Problem requirements — Return every line of the data that contains the string "JSON".

Data —
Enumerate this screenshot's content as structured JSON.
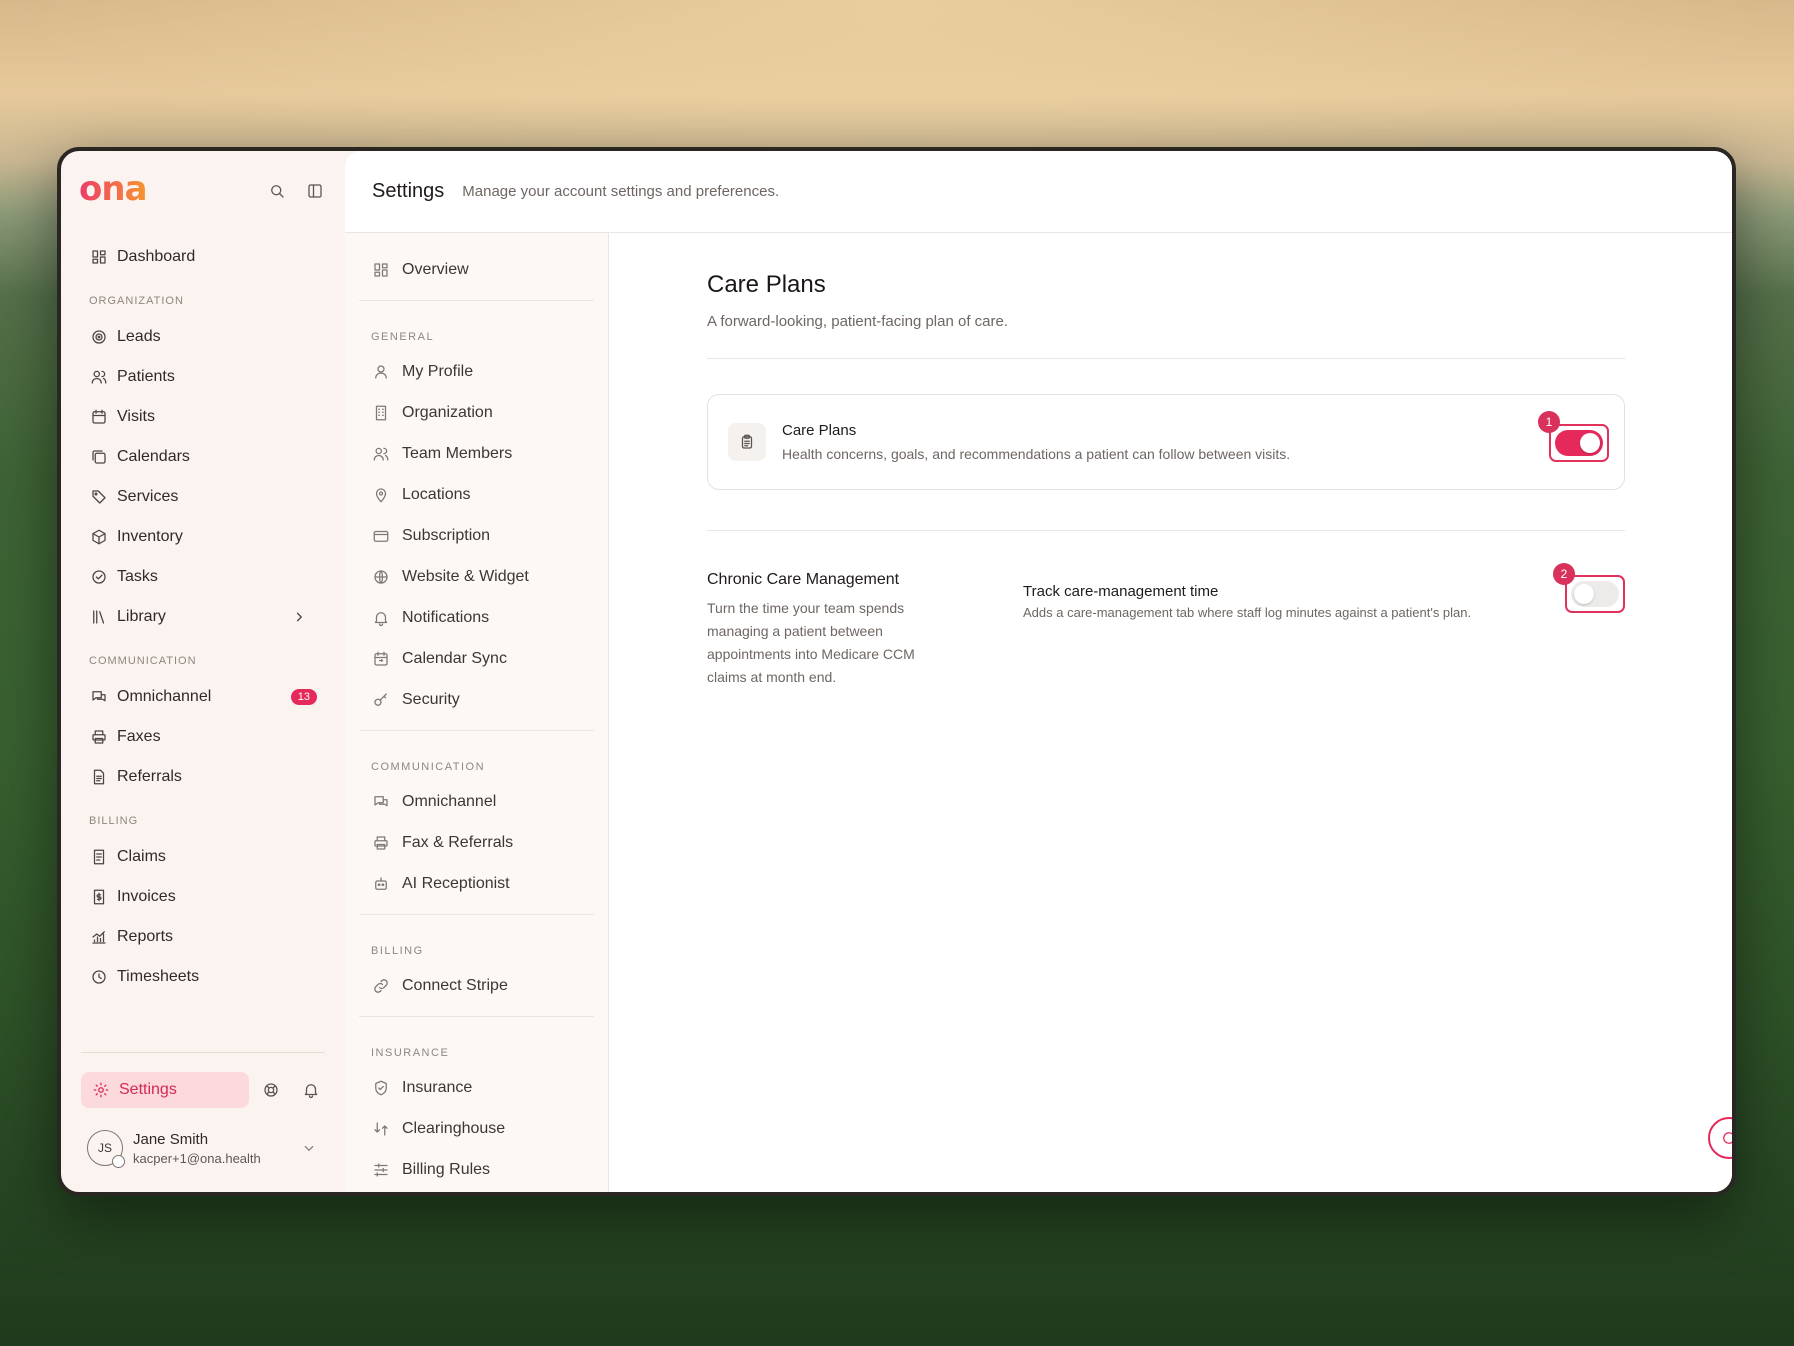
{
  "app": {
    "logo": "ona"
  },
  "sidebar": {
    "dashboard": "Dashboard",
    "sections": [
      {
        "label": "ORGANIZATION",
        "items": [
          {
            "label": "Leads",
            "icon": "target-icon"
          },
          {
            "label": "Patients",
            "icon": "users-icon"
          },
          {
            "label": "Visits",
            "icon": "calendar-icon"
          },
          {
            "label": "Calendars",
            "icon": "calendars-icon"
          },
          {
            "label": "Services",
            "icon": "tag-icon"
          },
          {
            "label": "Inventory",
            "icon": "box-icon"
          },
          {
            "label": "Tasks",
            "icon": "check-circle-icon"
          },
          {
            "label": "Library",
            "icon": "library-icon",
            "chevron": true
          }
        ]
      },
      {
        "label": "COMMUNICATION",
        "items": [
          {
            "label": "Omnichannel",
            "icon": "chat-icon",
            "badge": "13"
          },
          {
            "label": "Faxes",
            "icon": "printer-icon"
          },
          {
            "label": "Referrals",
            "icon": "document-icon"
          }
        ]
      },
      {
        "label": "BILLING",
        "items": [
          {
            "label": "Claims",
            "icon": "receipt-icon"
          },
          {
            "label": "Invoices",
            "icon": "invoice-icon"
          },
          {
            "label": "Reports",
            "icon": "chart-icon"
          },
          {
            "label": "Timesheets",
            "icon": "clock-icon"
          }
        ]
      }
    ],
    "settings_label": "Settings",
    "user": {
      "initials": "JS",
      "name": "Jane Smith",
      "email": "kacper+1@ona.health"
    }
  },
  "header": {
    "title": "Settings",
    "subtitle": "Manage your account settings and preferences."
  },
  "subnav": {
    "overview": "Overview",
    "sections": [
      {
        "label": "GENERAL",
        "items": [
          "My Profile",
          "Organization",
          "Team Members",
          "Locations",
          "Subscription",
          "Website & Widget",
          "Notifications",
          "Calendar Sync",
          "Security"
        ]
      },
      {
        "label": "COMMUNICATION",
        "items": [
          "Omnichannel",
          "Fax & Referrals",
          "AI Receptionist"
        ]
      },
      {
        "label": "BILLING",
        "items": [
          "Connect Stripe"
        ]
      },
      {
        "label": "INSURANCE",
        "items": [
          "Insurance",
          "Clearinghouse",
          "Billing Rules"
        ]
      }
    ]
  },
  "content": {
    "title": "Care Plans",
    "description": "A forward-looking, patient-facing plan of care.",
    "card": {
      "title": "Care Plans",
      "description": "Health concerns, goals, and recommendations a patient can follow between visits.",
      "enabled": true,
      "marker": "1"
    },
    "ccm": {
      "title": "Chronic Care Management",
      "description": "Turn the time your team spends managing a patient between appointments into Medicare CCM claims at month end.",
      "option_title": "Track care-management time",
      "option_desc": "Adds a care-management tab where staff log minutes against a patient's plan.",
      "enabled": false,
      "marker": "2"
    }
  },
  "colors": {
    "accent": "#e52a5b",
    "sidebar_bg": "#fbf3ef"
  }
}
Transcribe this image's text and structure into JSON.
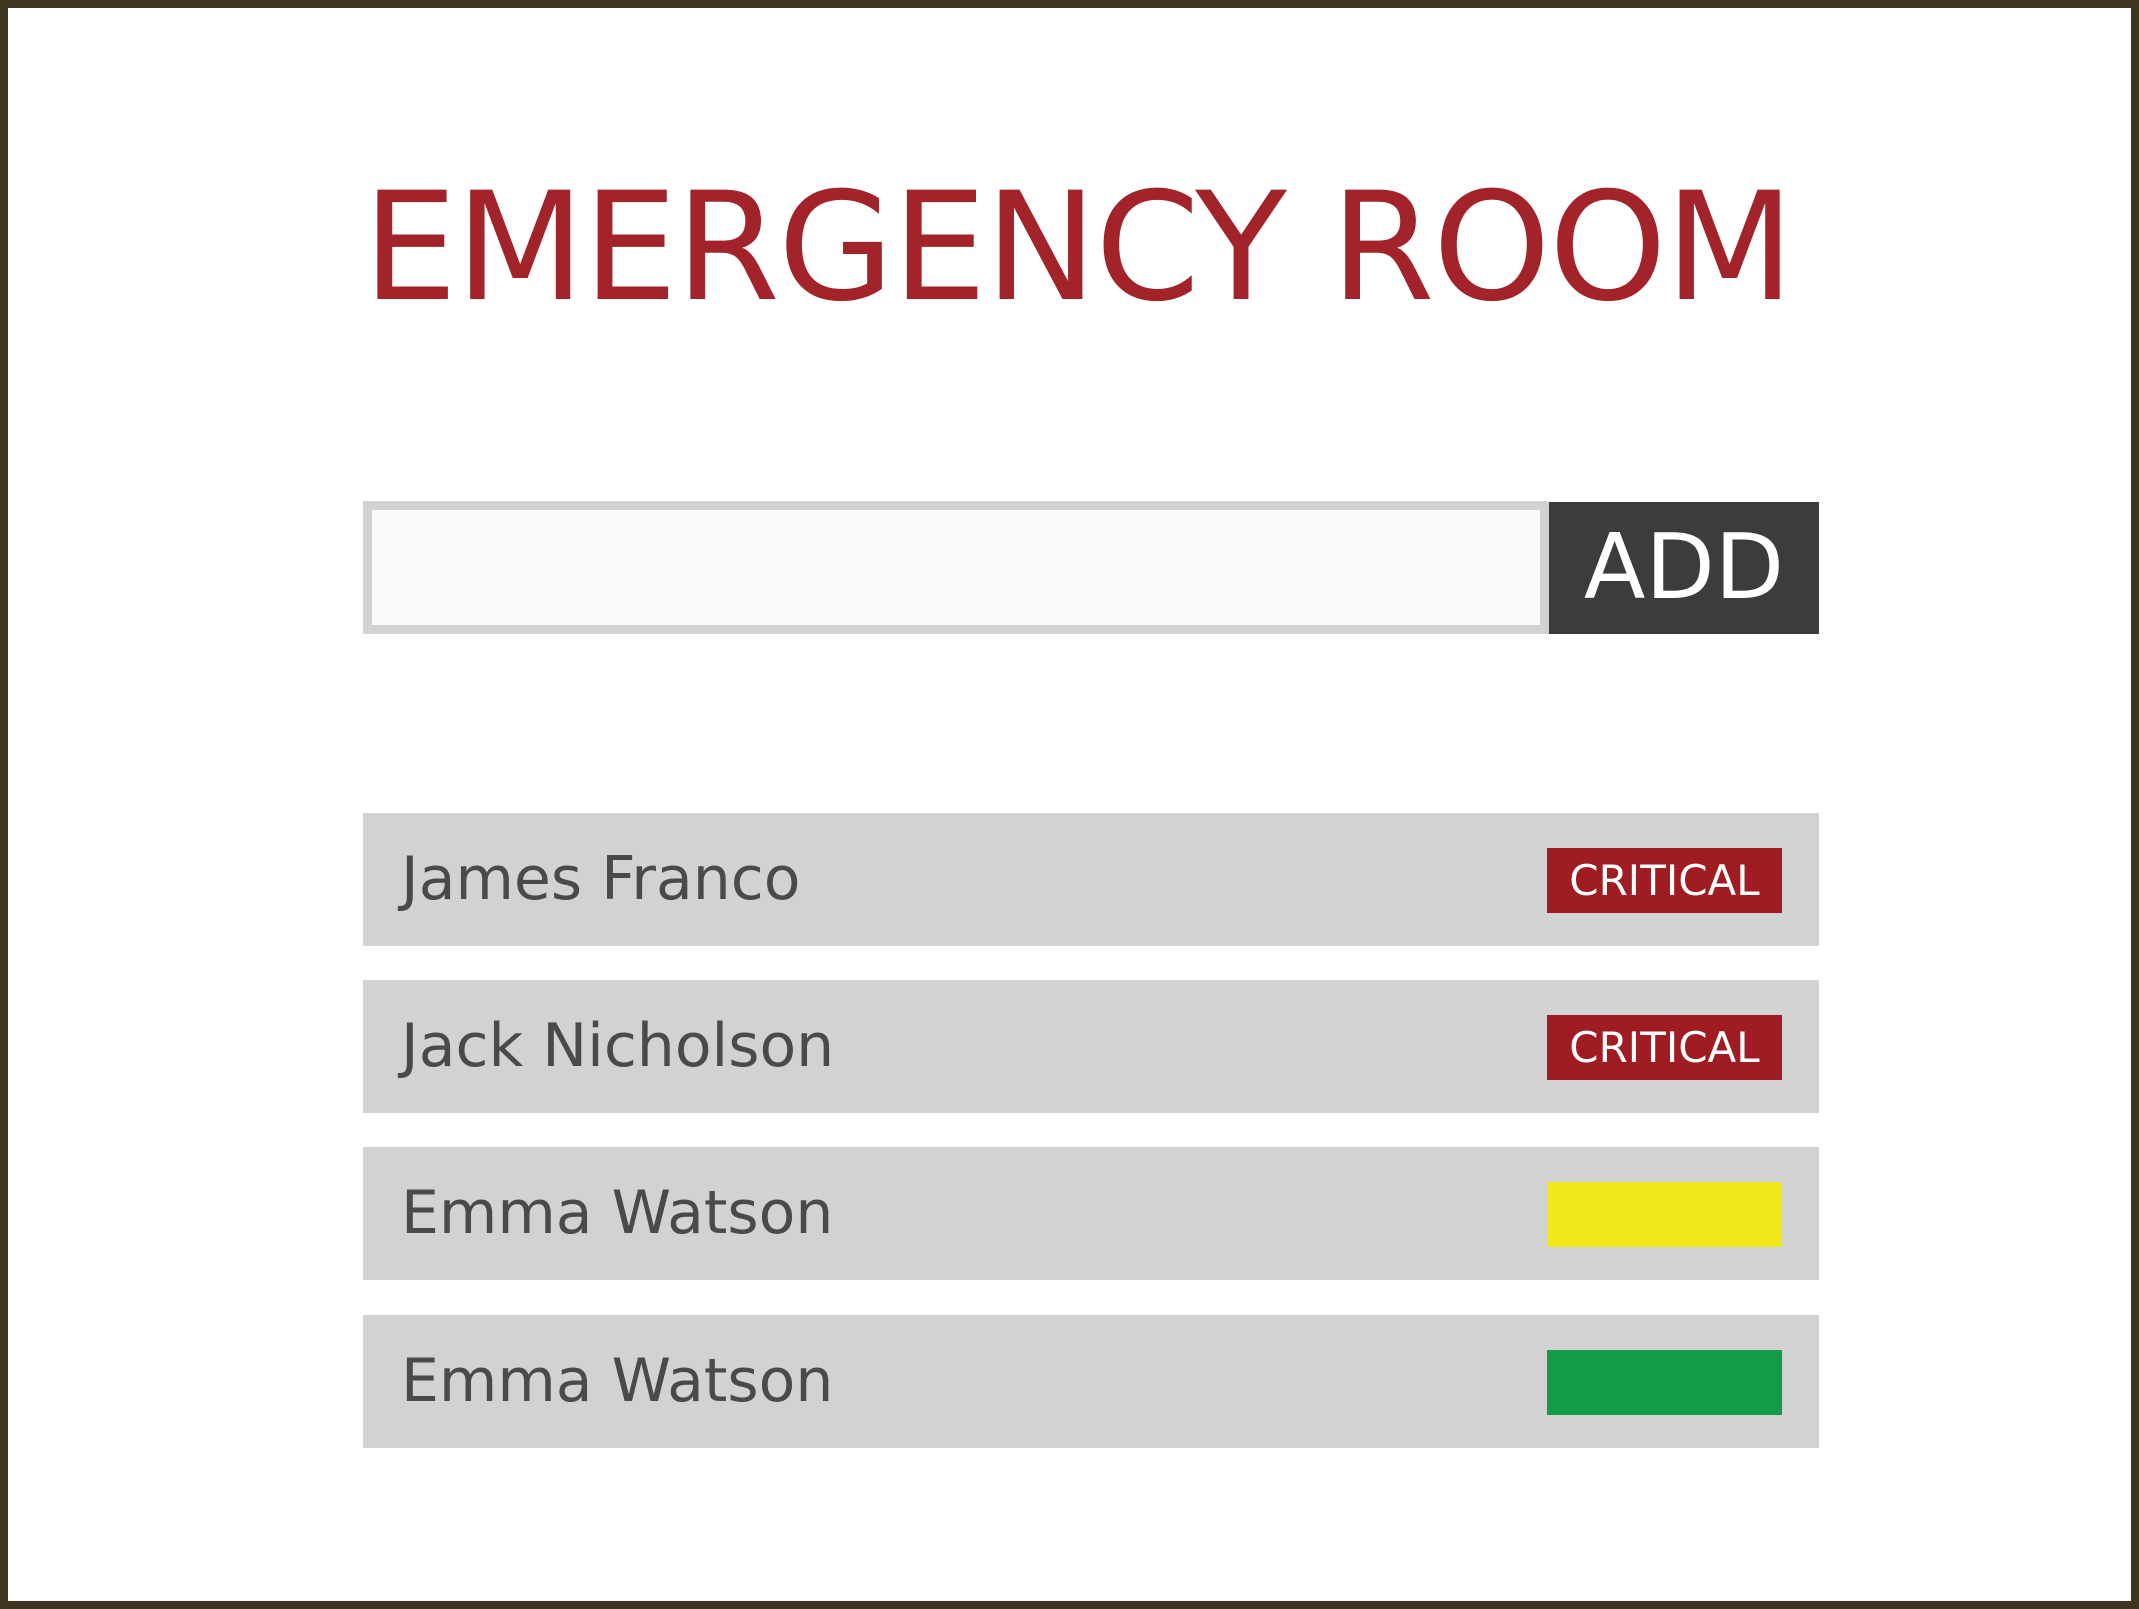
{
  "header": {
    "title": "EMERGENCY ROOM"
  },
  "add_form": {
    "input_value": "",
    "add_label": "ADD"
  },
  "patients": [
    {
      "name": "James Franco",
      "status_label": "CRITICAL",
      "status_color": "#9e1c22"
    },
    {
      "name": "Jack Nicholson",
      "status_label": "CRITICAL",
      "status_color": "#9e1c22"
    },
    {
      "name": "Emma Watson",
      "status_label": "",
      "status_color": "#f2e81a"
    },
    {
      "name": "Emma Watson",
      "status_label": "",
      "status_color": "#149b4a"
    }
  ],
  "colors": {
    "title": "#a3232a",
    "frame": "#3f3420",
    "row_background": "#d2d2d2",
    "button_background": "#3c3c3c"
  }
}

Written answer —
Enumerate this screenshot's content as structured JSON.
Transcribe this image's text and structure into JSON.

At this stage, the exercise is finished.